● **Requirement**
Output each entry verbatim and exclude every picture from it.
* * * * * * *
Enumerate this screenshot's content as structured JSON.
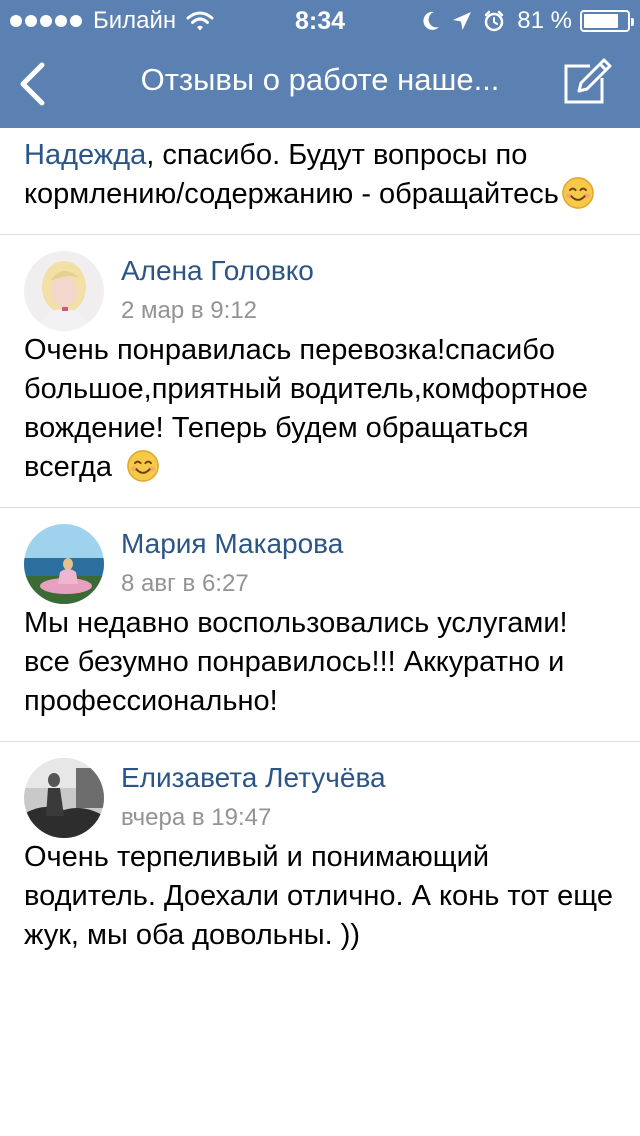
{
  "status_bar": {
    "carrier": "Билайн",
    "time": "8:34",
    "battery_percent": "81 %",
    "battery_level": 0.81,
    "icons": [
      "signal-dots-icon",
      "wifi-icon",
      "moon-icon",
      "location-arrow-icon",
      "alarm-clock-icon",
      "battery-icon"
    ]
  },
  "nav": {
    "title": "Отзывы о работе наше...",
    "back_icon": "chevron-left-icon",
    "compose_icon": "compose-icon"
  },
  "colors": {
    "header_bg": "#5b80b2",
    "link": "#2b5587",
    "meta": "#939393",
    "divider": "#dcdcdc"
  },
  "comments": {
    "first": {
      "mention": "Надежда",
      "text": ", спасибо. Будут вопросы по кормлению/содержанию - обращайтесь",
      "emoji": "smiling-face-emoji"
    },
    "items": [
      {
        "author": "Алена Головко",
        "date": "2 мар в 9:12",
        "text": "Очень понравилась перевозка!спасибо большое,приятный водитель,комфортное вождение! Теперь будем обращаться всегда",
        "emoji": "smiling-face-emoji"
      },
      {
        "author": "Мария Макарова",
        "date": "8 авг в 6:27",
        "text": "Мы недавно воспользовались услугами! все безумно понравилось!!! Аккуратно и профессионально!"
      },
      {
        "author": "Елизавета Летучёва",
        "date": "вчера в 19:47",
        "text": "Очень терпеливый и понимающий водитель. Доехали отлично. А конь тот еще жук, мы оба довольны. ))"
      }
    ]
  }
}
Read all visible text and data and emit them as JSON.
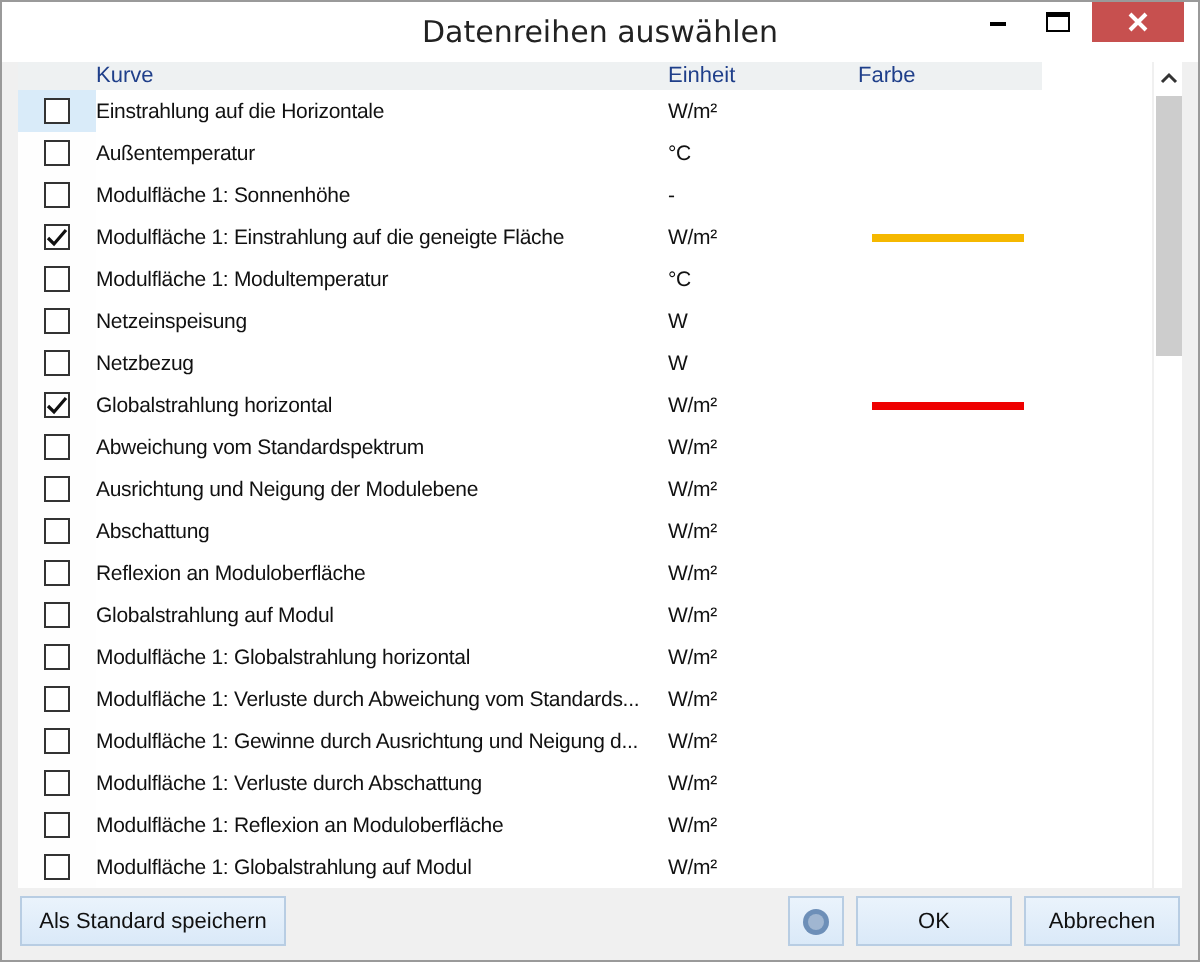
{
  "window": {
    "title": "Datenreihen auswählen"
  },
  "table": {
    "columns": [
      "Kurve",
      "Einheit",
      "Farbe"
    ],
    "rows": [
      {
        "name": "Einstrahlung auf die Horizontale",
        "unit": "W/m²",
        "checked": false,
        "selected": true
      },
      {
        "name": "Außentemperatur",
        "unit": "°C",
        "checked": false,
        "selected": false
      },
      {
        "name": "Modulfläche 1: Sonnenhöhe",
        "unit": "-",
        "checked": false,
        "selected": false
      },
      {
        "name": "Modulfläche 1: Einstrahlung auf die geneigte Fläche",
        "unit": "W/m²",
        "checked": true,
        "selected": false,
        "color": "#f5b800"
      },
      {
        "name": "Modulfläche 1: Modultemperatur",
        "unit": "°C",
        "checked": false,
        "selected": false
      },
      {
        "name": "Netzeinspeisung",
        "unit": "W",
        "checked": false,
        "selected": false
      },
      {
        "name": "Netzbezug",
        "unit": "W",
        "checked": false,
        "selected": false
      },
      {
        "name": "Globalstrahlung horizontal",
        "unit": "W/m²",
        "checked": true,
        "selected": false,
        "color": "#ee0000"
      },
      {
        "name": "Abweichung vom Standardspektrum",
        "unit": "W/m²",
        "checked": false,
        "selected": false
      },
      {
        "name": "Ausrichtung und Neigung der Modulebene",
        "unit": "W/m²",
        "checked": false,
        "selected": false
      },
      {
        "name": "Abschattung",
        "unit": "W/m²",
        "checked": false,
        "selected": false
      },
      {
        "name": "Reflexion an Moduloberfläche",
        "unit": "W/m²",
        "checked": false,
        "selected": false
      },
      {
        "name": "Globalstrahlung auf Modul",
        "unit": "W/m²",
        "checked": false,
        "selected": false
      },
      {
        "name": "Modulfläche 1: Globalstrahlung horizontal",
        "unit": "W/m²",
        "checked": false,
        "selected": false
      },
      {
        "name": "Modulfläche 1: Verluste durch Abweichung vom Standards...",
        "unit": "W/m²",
        "checked": false,
        "selected": false
      },
      {
        "name": "Modulfläche 1: Gewinne durch Ausrichtung und Neigung d...",
        "unit": "W/m²",
        "checked": false,
        "selected": false
      },
      {
        "name": "Modulfläche 1: Verluste durch Abschattung",
        "unit": "W/m²",
        "checked": false,
        "selected": false
      },
      {
        "name": "Modulfläche 1: Reflexion an Moduloberfläche",
        "unit": "W/m²",
        "checked": false,
        "selected": false
      },
      {
        "name": "Modulfläche 1: Globalstrahlung auf Modul",
        "unit": "W/m²",
        "checked": false,
        "selected": false
      }
    ]
  },
  "buttons": {
    "left": "Als Standard speichern",
    "ok": "OK",
    "cancel": "Abbrechen"
  }
}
* * * * * * *
● **Completed task**
Enumerate this screenshot's content as structured JSON.
{
  "status_bar": {
    "carrier": "Билайн",
    "time": "8:34",
    "battery_percent": "81 %",
    "battery_level": 0.81,
    "icons": [
      "signal-dots-icon",
      "wifi-icon",
      "moon-icon",
      "location-arrow-icon",
      "alarm-clock-icon",
      "battery-icon"
    ]
  },
  "nav": {
    "title": "Отзывы о работе наше...",
    "back_icon": "chevron-left-icon",
    "compose_icon": "compose-icon"
  },
  "colors": {
    "header_bg": "#5b80b2",
    "link": "#2b5587",
    "meta": "#939393",
    "divider": "#dcdcdc"
  },
  "comments": {
    "first": {
      "mention": "Надежда",
      "text": ", спасибо. Будут вопросы по кормлению/содержанию - обращайтесь",
      "emoji": "smiling-face-emoji"
    },
    "items": [
      {
        "author": "Алена Головко",
        "date": "2 мар в 9:12",
        "text": "Очень понравилась перевозка!спасибо большое,приятный водитель,комфортное вождение! Теперь будем обращаться всегда",
        "emoji": "smiling-face-emoji"
      },
      {
        "author": "Мария Макарова",
        "date": "8 авг в 6:27",
        "text": "Мы недавно воспользовались услугами! все безумно понравилось!!! Аккуратно и профессионально!"
      },
      {
        "author": "Елизавета Летучёва",
        "date": "вчера в 19:47",
        "text": "Очень терпеливый и понимающий водитель. Доехали отлично. А конь тот еще жук, мы оба довольны. ))"
      }
    ]
  }
}
Read all visible text and data and emit them as JSON.
{
  "window": {
    "title": "Datenreihen auswählen"
  },
  "table": {
    "columns": [
      "Kurve",
      "Einheit",
      "Farbe"
    ],
    "rows": [
      {
        "name": "Einstrahlung auf die Horizontale",
        "unit": "W/m²",
        "checked": false,
        "selected": true
      },
      {
        "name": "Außentemperatur",
        "unit": "°C",
        "checked": false,
        "selected": false
      },
      {
        "name": "Modulfläche 1: Sonnenhöhe",
        "unit": "-",
        "checked": false,
        "selected": false
      },
      {
        "name": "Modulfläche 1: Einstrahlung auf die geneigte Fläche",
        "unit": "W/m²",
        "checked": true,
        "selected": false,
        "color": "#f5b800"
      },
      {
        "name": "Modulfläche 1: Modultemperatur",
        "unit": "°C",
        "checked": false,
        "selected": false
      },
      {
        "name": "Netzeinspeisung",
        "unit": "W",
        "checked": false,
        "selected": false
      },
      {
        "name": "Netzbezug",
        "unit": "W",
        "checked": false,
        "selected": false
      },
      {
        "name": "Globalstrahlung horizontal",
        "unit": "W/m²",
        "checked": true,
        "selected": false,
        "color": "#ee0000"
      },
      {
        "name": "Abweichung vom Standardspektrum",
        "unit": "W/m²",
        "checked": false,
        "selected": false
      },
      {
        "name": "Ausrichtung und Neigung der Modulebene",
        "unit": "W/m²",
        "checked": false,
        "selected": false
      },
      {
        "name": "Abschattung",
        "unit": "W/m²",
        "checked": false,
        "selected": false
      },
      {
        "name": "Reflexion an Moduloberfläche",
        "unit": "W/m²",
        "checked": false,
        "selected": false
      },
      {
        "name": "Globalstrahlung auf Modul",
        "unit": "W/m²",
        "checked": false,
        "selected": false
      },
      {
        "name": "Modulfläche 1: Globalstrahlung horizontal",
        "unit": "W/m²",
        "checked": false,
        "selected": false
      },
      {
        "name": "Modulfläche 1: Verluste durch Abweichung vom Standards...",
        "unit": "W/m²",
        "checked": false,
        "selected": false
      },
      {
        "name": "Modulfläche 1: Gewinne durch Ausrichtung und Neigung d...",
        "unit": "W/m²",
        "checked": false,
        "selected": false
      },
      {
        "name": "Modulfläche 1: Verluste durch Abschattung",
        "unit": "W/m²",
        "checked": false,
        "selected": false
      },
      {
        "name": "Modulfläche 1: Reflexion an Moduloberfläche",
        "unit": "W/m²",
        "checked": false,
        "selected": false
      },
      {
        "name": "Modulfläche 1: Globalstrahlung auf Modul",
        "unit": "W/m²",
        "checked": false,
        "selected": false
      }
    ]
  },
  "buttons": {
    "left": "Als Standard speichern",
    "ok": "OK",
    "cancel": "Abbrechen"
  }
}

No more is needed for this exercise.